(Data entries)

________________________

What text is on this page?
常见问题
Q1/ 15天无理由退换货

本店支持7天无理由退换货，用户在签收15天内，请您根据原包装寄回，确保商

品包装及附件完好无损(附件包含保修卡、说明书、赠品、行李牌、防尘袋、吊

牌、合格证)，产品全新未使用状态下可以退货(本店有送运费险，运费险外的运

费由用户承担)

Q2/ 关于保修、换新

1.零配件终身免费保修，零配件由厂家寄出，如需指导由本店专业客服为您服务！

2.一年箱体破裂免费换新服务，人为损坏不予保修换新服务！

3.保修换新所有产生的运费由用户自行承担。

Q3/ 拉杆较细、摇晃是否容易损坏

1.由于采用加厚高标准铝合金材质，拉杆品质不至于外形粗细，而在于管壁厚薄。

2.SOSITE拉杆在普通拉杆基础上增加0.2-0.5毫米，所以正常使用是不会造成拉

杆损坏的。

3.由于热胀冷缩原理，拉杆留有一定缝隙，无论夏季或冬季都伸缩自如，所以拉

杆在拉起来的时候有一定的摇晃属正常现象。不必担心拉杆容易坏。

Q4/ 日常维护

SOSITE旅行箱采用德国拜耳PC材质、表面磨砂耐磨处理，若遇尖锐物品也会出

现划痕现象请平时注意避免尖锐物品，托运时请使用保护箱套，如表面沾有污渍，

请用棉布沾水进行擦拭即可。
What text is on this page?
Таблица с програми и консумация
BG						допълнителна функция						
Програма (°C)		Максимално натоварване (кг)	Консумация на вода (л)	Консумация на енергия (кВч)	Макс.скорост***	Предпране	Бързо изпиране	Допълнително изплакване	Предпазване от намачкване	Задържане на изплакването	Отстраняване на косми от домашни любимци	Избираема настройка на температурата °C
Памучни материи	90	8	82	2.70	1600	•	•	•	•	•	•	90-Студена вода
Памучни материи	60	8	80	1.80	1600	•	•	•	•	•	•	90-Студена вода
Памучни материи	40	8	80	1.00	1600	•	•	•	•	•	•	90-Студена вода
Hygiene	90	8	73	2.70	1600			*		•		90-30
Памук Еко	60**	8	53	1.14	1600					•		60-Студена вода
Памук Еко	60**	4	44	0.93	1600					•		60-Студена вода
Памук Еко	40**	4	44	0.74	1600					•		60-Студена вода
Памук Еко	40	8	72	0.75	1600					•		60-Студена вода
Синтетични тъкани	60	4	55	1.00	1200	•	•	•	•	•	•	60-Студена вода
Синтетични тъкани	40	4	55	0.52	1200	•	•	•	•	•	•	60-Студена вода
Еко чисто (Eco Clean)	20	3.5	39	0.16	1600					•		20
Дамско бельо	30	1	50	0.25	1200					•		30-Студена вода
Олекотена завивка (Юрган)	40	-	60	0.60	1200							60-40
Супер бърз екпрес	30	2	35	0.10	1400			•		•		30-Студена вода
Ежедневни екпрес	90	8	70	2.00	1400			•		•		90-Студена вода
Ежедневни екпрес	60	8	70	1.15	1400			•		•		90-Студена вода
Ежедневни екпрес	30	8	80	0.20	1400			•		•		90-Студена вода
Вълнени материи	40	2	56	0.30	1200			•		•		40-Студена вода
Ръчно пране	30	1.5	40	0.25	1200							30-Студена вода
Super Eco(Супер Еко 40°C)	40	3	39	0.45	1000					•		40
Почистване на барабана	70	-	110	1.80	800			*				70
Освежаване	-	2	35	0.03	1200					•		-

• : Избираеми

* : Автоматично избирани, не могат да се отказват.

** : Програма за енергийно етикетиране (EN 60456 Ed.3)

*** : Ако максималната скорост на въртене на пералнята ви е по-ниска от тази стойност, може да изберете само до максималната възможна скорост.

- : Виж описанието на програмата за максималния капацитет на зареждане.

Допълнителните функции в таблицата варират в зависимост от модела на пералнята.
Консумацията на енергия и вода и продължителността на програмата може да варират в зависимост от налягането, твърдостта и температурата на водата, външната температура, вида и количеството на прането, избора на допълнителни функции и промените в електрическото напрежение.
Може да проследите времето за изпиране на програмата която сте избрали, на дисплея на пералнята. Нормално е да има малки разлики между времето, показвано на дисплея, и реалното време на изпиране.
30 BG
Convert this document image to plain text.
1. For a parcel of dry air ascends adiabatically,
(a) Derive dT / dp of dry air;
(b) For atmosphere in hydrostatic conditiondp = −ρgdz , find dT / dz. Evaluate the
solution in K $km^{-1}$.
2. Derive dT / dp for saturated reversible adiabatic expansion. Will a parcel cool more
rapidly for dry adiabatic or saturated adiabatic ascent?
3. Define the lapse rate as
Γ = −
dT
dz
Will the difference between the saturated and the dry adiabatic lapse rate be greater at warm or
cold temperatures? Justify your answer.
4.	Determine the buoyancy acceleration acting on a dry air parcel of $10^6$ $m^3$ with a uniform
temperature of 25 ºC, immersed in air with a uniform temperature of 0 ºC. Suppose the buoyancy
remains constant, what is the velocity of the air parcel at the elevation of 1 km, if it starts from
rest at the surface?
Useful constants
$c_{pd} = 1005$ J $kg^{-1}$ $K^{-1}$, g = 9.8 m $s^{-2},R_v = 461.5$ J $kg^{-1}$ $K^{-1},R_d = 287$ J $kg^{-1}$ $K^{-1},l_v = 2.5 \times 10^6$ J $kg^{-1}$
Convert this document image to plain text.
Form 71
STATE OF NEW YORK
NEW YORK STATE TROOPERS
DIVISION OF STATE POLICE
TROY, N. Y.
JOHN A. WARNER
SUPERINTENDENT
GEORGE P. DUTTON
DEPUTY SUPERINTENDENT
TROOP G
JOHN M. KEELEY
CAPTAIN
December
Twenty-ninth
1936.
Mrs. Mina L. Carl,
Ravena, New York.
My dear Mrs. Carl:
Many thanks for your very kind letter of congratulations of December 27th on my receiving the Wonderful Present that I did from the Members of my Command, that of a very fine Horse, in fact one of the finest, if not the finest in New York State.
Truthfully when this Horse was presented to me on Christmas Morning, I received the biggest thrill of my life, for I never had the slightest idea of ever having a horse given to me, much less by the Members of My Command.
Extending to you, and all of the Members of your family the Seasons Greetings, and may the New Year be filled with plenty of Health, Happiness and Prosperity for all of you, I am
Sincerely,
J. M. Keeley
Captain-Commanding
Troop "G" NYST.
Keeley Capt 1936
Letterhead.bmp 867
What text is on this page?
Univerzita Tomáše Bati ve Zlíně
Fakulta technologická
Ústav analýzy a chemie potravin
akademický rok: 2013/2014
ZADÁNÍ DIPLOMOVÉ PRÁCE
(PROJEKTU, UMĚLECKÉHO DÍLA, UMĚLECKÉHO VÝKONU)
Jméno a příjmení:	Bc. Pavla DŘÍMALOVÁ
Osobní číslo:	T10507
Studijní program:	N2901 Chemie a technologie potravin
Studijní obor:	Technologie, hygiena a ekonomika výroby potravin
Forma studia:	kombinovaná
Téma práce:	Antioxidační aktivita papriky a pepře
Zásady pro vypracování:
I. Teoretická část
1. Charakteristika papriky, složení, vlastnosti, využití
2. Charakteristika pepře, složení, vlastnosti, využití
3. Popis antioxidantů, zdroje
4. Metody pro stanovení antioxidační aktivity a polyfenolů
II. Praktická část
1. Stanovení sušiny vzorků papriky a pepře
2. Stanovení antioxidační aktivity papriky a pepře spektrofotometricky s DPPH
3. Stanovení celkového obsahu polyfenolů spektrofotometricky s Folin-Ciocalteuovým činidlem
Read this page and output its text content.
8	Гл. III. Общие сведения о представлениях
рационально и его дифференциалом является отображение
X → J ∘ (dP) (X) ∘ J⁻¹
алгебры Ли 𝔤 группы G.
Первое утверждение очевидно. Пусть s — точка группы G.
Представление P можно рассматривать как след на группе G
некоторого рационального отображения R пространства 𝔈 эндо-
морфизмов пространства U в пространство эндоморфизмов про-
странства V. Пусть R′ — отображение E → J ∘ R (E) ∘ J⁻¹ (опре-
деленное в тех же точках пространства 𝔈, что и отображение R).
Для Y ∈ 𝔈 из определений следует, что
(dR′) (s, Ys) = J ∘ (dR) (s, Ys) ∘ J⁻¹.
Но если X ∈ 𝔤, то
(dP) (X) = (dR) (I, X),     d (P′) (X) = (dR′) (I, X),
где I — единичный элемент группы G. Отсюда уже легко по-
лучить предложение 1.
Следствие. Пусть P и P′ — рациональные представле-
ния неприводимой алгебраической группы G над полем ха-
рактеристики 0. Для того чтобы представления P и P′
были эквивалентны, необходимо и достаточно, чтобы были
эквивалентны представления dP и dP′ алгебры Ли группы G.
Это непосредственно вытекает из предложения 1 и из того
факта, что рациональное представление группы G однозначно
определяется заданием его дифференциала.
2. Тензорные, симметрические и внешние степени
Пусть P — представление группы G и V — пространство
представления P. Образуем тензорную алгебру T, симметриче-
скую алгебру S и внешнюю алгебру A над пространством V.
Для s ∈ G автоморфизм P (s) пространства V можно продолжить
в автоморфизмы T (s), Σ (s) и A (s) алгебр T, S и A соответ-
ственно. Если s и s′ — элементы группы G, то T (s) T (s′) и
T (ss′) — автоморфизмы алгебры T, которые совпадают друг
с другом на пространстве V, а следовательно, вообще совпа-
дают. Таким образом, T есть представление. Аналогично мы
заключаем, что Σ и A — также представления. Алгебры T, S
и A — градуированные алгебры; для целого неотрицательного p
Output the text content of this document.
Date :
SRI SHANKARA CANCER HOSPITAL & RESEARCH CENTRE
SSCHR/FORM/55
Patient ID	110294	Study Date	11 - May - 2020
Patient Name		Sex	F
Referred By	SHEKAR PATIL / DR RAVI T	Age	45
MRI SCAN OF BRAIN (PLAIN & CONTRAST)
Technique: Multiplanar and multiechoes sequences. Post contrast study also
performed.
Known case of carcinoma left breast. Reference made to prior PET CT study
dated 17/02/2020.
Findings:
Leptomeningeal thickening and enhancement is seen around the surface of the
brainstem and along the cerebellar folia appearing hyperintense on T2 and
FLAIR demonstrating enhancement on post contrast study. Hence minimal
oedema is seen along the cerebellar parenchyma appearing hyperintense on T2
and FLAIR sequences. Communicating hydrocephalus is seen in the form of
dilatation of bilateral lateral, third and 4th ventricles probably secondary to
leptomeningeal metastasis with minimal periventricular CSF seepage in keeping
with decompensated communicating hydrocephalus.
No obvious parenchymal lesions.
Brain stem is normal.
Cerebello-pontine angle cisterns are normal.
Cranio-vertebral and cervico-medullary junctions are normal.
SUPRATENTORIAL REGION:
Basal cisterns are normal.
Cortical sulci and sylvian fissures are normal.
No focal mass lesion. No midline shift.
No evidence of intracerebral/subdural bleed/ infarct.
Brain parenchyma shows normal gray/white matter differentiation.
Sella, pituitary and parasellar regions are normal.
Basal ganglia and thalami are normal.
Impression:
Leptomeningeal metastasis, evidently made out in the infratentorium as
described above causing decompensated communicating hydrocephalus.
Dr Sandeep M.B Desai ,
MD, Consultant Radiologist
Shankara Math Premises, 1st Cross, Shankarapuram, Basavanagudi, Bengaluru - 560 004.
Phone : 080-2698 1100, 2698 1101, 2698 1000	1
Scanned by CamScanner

________________________

WHAT YOU SHOULD DO:
Copy all lines from the data that hold the word "скорост".

SOLUTION:
Програма (°C)		Максимално натоварване (кг)	Консумация на вода (л)	Консумация на енергия (кВч)	Макс.скорост***	Предпране	Бързо изпиране	Допълнително изплакване	Предпазване от намачкване	Задържане на изплакването	Отстраняване на косми от домашни любимци	Избираема настройка на температурата °C
*** : Ако максималната скорост на въртене на пералнята ви е по-ниска от тази стойност, може да изберете само до максималната възможна скорост.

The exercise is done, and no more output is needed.